> **Your task**
Copy out all the data, word for word.

> **Given data**

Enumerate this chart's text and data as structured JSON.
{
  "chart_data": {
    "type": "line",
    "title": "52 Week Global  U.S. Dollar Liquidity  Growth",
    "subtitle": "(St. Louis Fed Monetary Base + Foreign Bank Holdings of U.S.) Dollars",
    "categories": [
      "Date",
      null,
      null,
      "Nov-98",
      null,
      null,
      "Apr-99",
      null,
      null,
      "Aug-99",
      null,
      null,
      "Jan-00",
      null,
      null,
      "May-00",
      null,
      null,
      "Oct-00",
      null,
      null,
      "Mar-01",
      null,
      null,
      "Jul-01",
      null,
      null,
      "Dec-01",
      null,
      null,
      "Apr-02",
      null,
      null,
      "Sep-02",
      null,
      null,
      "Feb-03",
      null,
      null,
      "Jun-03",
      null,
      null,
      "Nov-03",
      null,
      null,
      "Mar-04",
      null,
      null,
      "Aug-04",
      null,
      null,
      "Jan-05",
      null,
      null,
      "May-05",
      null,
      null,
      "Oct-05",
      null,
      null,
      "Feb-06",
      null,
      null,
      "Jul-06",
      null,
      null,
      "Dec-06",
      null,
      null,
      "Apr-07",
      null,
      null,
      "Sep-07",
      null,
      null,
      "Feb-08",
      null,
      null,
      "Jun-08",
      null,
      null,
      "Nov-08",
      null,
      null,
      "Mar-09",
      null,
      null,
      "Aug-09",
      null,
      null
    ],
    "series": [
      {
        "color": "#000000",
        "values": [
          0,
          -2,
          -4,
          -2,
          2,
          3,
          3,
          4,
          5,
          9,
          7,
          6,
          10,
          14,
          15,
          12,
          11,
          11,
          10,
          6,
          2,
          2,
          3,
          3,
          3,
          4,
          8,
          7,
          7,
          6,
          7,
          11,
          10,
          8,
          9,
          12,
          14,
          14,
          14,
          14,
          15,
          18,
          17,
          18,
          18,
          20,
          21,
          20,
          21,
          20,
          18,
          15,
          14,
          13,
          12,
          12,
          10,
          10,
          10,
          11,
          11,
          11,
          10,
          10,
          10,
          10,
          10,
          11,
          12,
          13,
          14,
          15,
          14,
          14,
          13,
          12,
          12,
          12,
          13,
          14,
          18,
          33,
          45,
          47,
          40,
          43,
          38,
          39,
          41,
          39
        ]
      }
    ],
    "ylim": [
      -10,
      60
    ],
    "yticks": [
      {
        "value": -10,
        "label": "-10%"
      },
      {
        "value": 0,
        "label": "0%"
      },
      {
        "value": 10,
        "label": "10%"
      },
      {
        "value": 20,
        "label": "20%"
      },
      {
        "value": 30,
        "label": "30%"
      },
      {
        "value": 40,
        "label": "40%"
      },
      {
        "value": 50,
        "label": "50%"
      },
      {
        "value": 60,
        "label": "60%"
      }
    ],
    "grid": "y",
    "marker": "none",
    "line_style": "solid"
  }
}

> **Output below**
Enumerate this chart's text and data as structured JSON.
{
  "chart_data": {
    "type": "line",
    "title": "52 Week Global  U.S. Dollar Liquidity  Growth",
    "subtitle": "(St. Louis Fed Monetary Base + Foreign Bank Holdings of U.S.) Dollars",
    "categories": [
      "Date",
      null,
      null,
      "Nov-98",
      null,
      null,
      "Apr-99",
      null,
      null,
      "Aug-99",
      null,
      null,
      "Jan-00",
      null,
      null,
      "May-00",
      null,
      null,
      "Oct-00",
      null,
      null,
      "Mar-01",
      null,
      null,
      "Jul-01",
      null,
      null,
      "Dec-01",
      null,
      null,
      "Apr-02",
      null,
      null,
      "Sep-02",
      null,
      null,
      "Feb-03",
      null,
      null,
      "Jun-03",
      null,
      null,
      "Nov-03",
      null,
      null,
      "Mar-04",
      null,
      null,
      "Aug-04",
      null,
      null,
      "Jan-05",
      null,
      null,
      "May-05",
      null,
      null,
      "Oct-05",
      null,
      null,
      "Feb-06",
      null,
      null,
      "Jul-06",
      null,
      null,
      "Dec-06",
      null,
      null,
      "Apr-07",
      null,
      null,
      "Sep-07",
      null,
      null,
      "Feb-08",
      null,
      null,
      "Jun-08",
      null,
      null,
      "Nov-08",
      null,
      null,
      "Mar-09",
      null,
      null,
      "Aug-09",
      null,
      null
    ],
    "series": [
      {
        "color": "#000000",
        "values": [
          0,
          -2,
          -4,
          -2,
          2,
          3,
          3,
          4,
          5,
          9,
          7,
          6,
          10,
          14,
          15,
          12,
          11,
          11,
          10,
          6,
          2,
          2,
          3,
          3,
          3,
          4,
          8,
          7,
          7,
          6,
          7,
          11,
          10,
          8,
          9,
          12,
          14,
          14,
          14,
          14,
          15,
          18,
          17,
          18,
          18,
          20,
          21,
          20,
          21,
          20,
          18,
          15,
          14,
          13,
          12,
          12,
          10,
          10,
          10,
          11,
          11,
          11,
          10,
          10,
          10,
          10,
          10,
          11,
          12,
          13,
          14,
          15,
          14,
          14,
          13,
          12,
          12,
          12,
          13,
          14,
          18,
          33,
          45,
          47,
          40,
          43,
          38,
          39,
          41,
          39
        ]
      }
    ],
    "ylim": [
      -10,
      60
    ],
    "yticks": [
      {
        "value": -10,
        "label": "-10%"
      },
      {
        "value": 0,
        "label": "0%"
      },
      {
        "value": 10,
        "label": "10%"
      },
      {
        "value": 20,
        "label": "20%"
      },
      {
        "value": 30,
        "label": "30%"
      },
      {
        "value": 40,
        "label": "40%"
      },
      {
        "value": 50,
        "label": "50%"
      },
      {
        "value": 60,
        "label": "60%"
      }
    ],
    "grid": "y",
    "marker": "none",
    "line_style": "solid"
  }
}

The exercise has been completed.